▸ REQUIRED TASK: Every record below should be written out exactly; pictures stay out.

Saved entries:

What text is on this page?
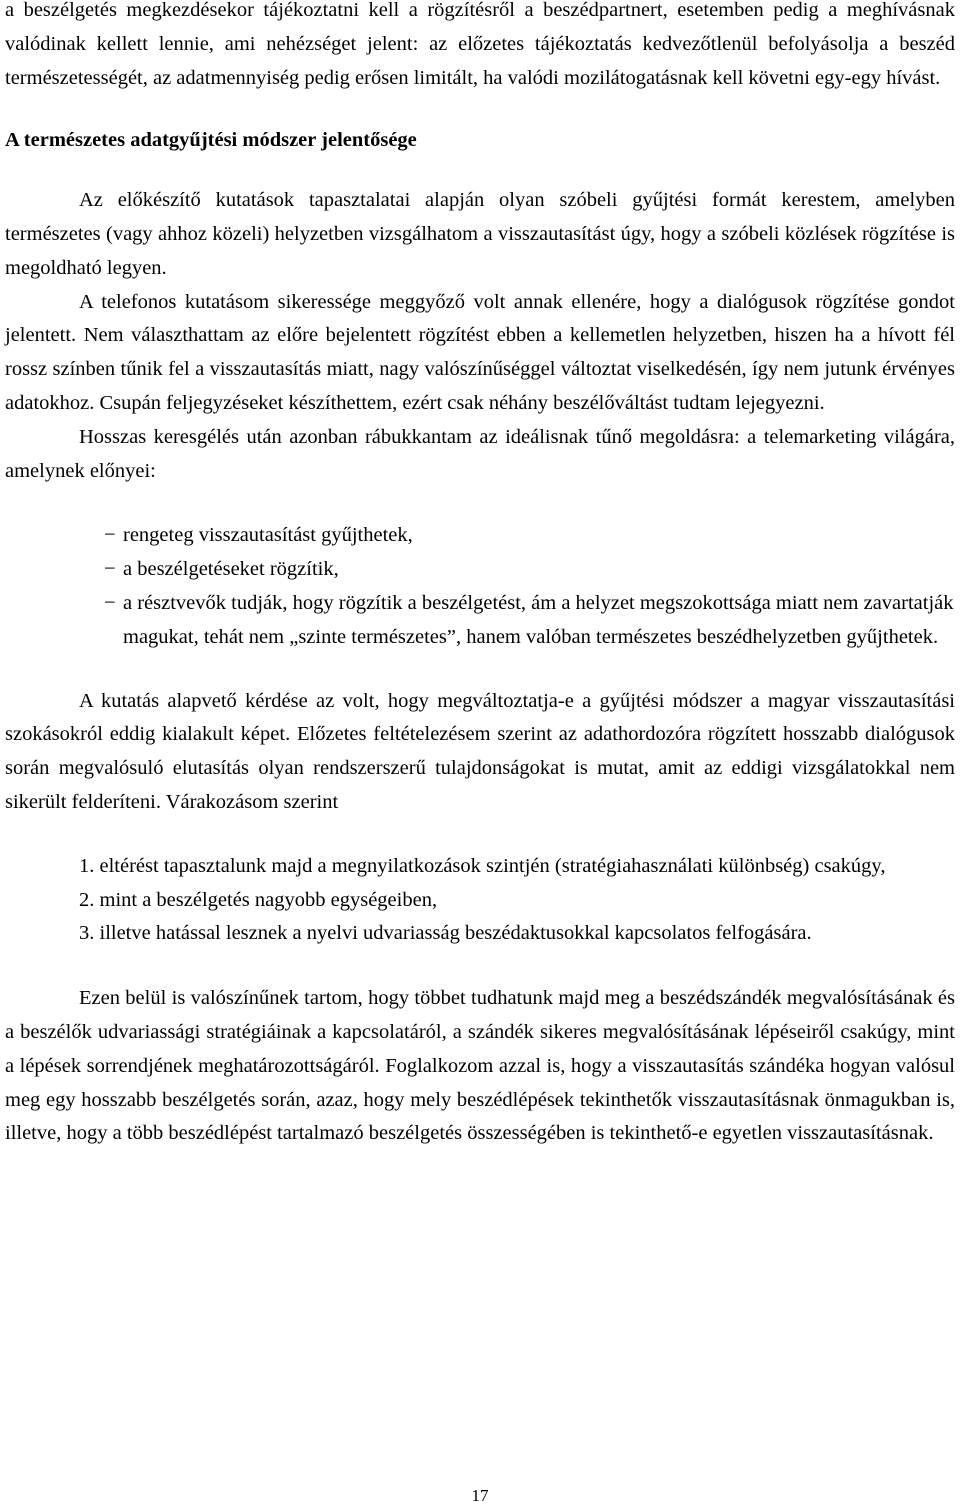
a beszélgetés megkezdésekor tájékoztatni kell a rögzítésről a beszédpartnert, esetemben pedig a meghívásnak valódinak kellett lennie, ami nehézséget jelent: az előzetes tájékoztatás kedvezőtlenül befolyásolja a beszéd természetességét, az adatmennyiség pedig erősen limitált, ha valódi mozilátogatásnak kell követni egy-egy hívást.

A természetes adatgyűjtési módszer jelentősége

Az előkészítő kutatások tapasztalatai alapján olyan szóbeli gyűjtési formát kerestem, amelyben természetes (vagy ahhoz közeli) helyzetben vizsgálhatom a visszautasítást úgy, hogy a szóbeli közlések rögzítése is megoldható legyen.

A telefonos kutatásom sikeressége meggyőző volt annak ellenére, hogy a dialógusok rögzítése gondot jelentett. Nem választhattam az előre bejelentett rögzítést ebben a kellemetlen helyzetben, hiszen ha a hívott fél rossz színben tűnik fel a visszautasítás miatt, nagy valószínűséggel változtat viselkedésén, így nem jutunk érvényes adatokhoz. Csupán feljegyzéseket készíthettem, ezért csak néhány beszélőváltást tudtam lejegyezni.

Hosszas keresgélés után azonban rábukkantam az ideálisnak tűnő megoldásra: a telemarketing világára, amelynek előnyei:

− rengeteg visszautasítást gyűjthetek,
− a beszélgetéseket rögzítik,
− a résztvevők tudják, hogy rögzítik a beszélgetést, ám a helyzet megszokottsága miatt nem zavartatják magukat, tehát nem „szinte természetes”, hanem valóban természetes beszédhelyzetben gyűjthetek.

A kutatás alapvető kérdése az volt, hogy megváltoztatja-e a gyűjtési módszer a magyar visszautasítási szokásokról eddig kialakult képet. Előzetes feltételezésem szerint az adathordozóra rögzített hosszabb dialógusok során megvalósuló elutasítás olyan rendszerszerű tulajdonságokat is mutat, amit az eddigi vizsgálatokkal nem sikerült felderíteni. Várakozásom szerint

1. eltérést tapasztalunk majd a megnyilatkozások szintjén (stratégiahasználati különbség) csakúgy,

2. mint a beszélgetés nagyobb egységeiben,

3. illetve hatással lesznek a nyelvi udvariasság beszédaktusokkal kapcsolatos felfogására.

Ezen belül is valószínűnek tartom, hogy többet tudhatunk majd meg a beszédszándék megvalósításának és a beszélők udvariassági stratégiáinak a kapcsolatáról, a szándék sikeres megvalósításának lépéseiről csakúgy, mint a lépések sorrendjének meghatározottságáról. Foglalkozom azzal is, hogy a visszautasítás szándéka hogyan valósul meg egy hosszabb beszélgetés során, azaz, hogy mely beszédlépések tekinthetők visszautasításnak önmagukban is, illetve, hogy a több beszédlépést tartalmazó beszélgetés összességében is tekinthető-e egyetlen visszautasításnak.

17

▸ COMPLETED TASK:
What text is on this page?
a beszélgetés megkezdésekor tájékoztatni kell a rögzítésről a beszédpartnert, esetemben pedig a meghívásnak valódinak kellett lennie, ami nehézséget jelent: az előzetes tájékoztatás kedvezőtlenül befolyásolja a beszéd természetességét, az adatmennyiség pedig erősen limitált, ha valódi mozilátogatásnak kell követni egy-egy hívást.

A természetes adatgyűjtési módszer jelentősége

Az előkészítő kutatások tapasztalatai alapján olyan szóbeli gyűjtési formát kerestem, amelyben természetes (vagy ahhoz közeli) helyzetben vizsgálhatom a visszautasítást úgy, hogy a szóbeli közlések rögzítése is megoldható legyen.

A telefonos kutatásom sikeressége meggyőző volt annak ellenére, hogy a dialógusok rögzítése gondot jelentett. Nem választhattam az előre bejelentett rögzítést ebben a kellemetlen helyzetben, hiszen ha a hívott fél rossz színben tűnik fel a visszautasítás miatt, nagy valószínűséggel változtat viselkedésén, így nem jutunk érvényes adatokhoz. Csupán feljegyzéseket készíthettem, ezért csak néhány beszélőváltást tudtam lejegyezni.

Hosszas keresgélés után azonban rábukkantam az ideálisnak tűnő megoldásra: a telemarketing világára, amelynek előnyei:

− rengeteg visszautasítást gyűjthetek,
− a beszélgetéseket rögzítik,
− a résztvevők tudják, hogy rögzítik a beszélgetést, ám a helyzet megszokottsága miatt nem zavartatják magukat, tehát nem „szinte természetes”, hanem valóban természetes beszédhelyzetben gyűjthetek.

A kutatás alapvető kérdése az volt, hogy megváltoztatja-e a gyűjtési módszer a magyar visszautasítási szokásokról eddig kialakult képet. Előzetes feltételezésem szerint az adathordozóra rögzített hosszabb dialógusok során megvalósuló elutasítás olyan rendszerszerű tulajdonságokat is mutat, amit az eddigi vizsgálatokkal nem sikerült felderíteni. Várakozásom szerint

1. eltérést tapasztalunk majd a megnyilatkozások szintjén (stratégiahasználati különbség) csakúgy,

2. mint a beszélgetés nagyobb egységeiben,

3. illetve hatással lesznek a nyelvi udvariasság beszédaktusokkal kapcsolatos felfogására.

Ezen belül is valószínűnek tartom, hogy többet tudhatunk majd meg a beszédszándék megvalósításának és a beszélők udvariassági stratégiáinak a kapcsolatáról, a szándék sikeres megvalósításának lépéseiről csakúgy, mint a lépések sorrendjének meghatározottságáról. Foglalkozom azzal is, hogy a visszautasítás szándéka hogyan valósul meg egy hosszabb beszélgetés során, azaz, hogy mely beszédlépések tekinthetők visszautasításnak önmagukban is, illetve, hogy a több beszédlépést tartalmazó beszélgetés összességében is tekinthető-e egyetlen visszautasításnak.

17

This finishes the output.